Output a single figure: the number of lines in which the word "terjadi" appears.
Given records start
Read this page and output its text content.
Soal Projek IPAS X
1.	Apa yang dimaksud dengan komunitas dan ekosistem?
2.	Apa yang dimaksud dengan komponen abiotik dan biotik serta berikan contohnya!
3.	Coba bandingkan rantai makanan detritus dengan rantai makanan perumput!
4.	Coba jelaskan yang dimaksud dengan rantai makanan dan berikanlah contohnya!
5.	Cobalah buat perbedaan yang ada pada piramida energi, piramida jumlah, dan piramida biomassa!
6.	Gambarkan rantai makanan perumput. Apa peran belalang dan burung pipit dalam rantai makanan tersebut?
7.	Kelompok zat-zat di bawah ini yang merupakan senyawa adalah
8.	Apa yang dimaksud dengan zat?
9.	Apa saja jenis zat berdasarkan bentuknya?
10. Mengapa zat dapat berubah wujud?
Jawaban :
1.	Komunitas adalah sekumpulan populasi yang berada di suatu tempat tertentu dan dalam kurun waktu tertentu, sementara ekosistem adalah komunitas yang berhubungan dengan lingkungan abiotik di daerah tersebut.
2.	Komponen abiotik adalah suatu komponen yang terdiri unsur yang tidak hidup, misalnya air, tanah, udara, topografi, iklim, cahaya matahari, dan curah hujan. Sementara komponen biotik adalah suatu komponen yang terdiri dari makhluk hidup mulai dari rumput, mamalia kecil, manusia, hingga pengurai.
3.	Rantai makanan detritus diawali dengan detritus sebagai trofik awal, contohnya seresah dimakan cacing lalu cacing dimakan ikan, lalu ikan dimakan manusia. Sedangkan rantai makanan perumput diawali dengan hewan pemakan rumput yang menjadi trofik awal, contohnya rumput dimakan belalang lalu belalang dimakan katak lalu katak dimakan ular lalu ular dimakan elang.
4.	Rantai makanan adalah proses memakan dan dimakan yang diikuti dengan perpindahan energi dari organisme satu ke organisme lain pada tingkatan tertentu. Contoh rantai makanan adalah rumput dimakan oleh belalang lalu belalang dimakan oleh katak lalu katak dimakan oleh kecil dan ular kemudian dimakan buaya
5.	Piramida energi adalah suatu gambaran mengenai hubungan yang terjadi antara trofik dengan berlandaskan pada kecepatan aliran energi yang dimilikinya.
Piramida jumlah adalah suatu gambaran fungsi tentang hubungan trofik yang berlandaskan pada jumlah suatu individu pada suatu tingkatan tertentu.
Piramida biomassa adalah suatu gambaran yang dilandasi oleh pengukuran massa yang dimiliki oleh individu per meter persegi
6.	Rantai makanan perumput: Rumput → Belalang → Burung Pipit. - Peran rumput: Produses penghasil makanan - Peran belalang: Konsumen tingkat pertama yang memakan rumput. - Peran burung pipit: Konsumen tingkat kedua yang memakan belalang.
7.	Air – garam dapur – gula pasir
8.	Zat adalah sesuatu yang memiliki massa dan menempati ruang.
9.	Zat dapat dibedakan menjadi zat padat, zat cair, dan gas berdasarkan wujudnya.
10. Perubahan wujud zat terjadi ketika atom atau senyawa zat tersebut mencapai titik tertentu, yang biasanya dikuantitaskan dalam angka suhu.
Given records end
* Result of the exercise
2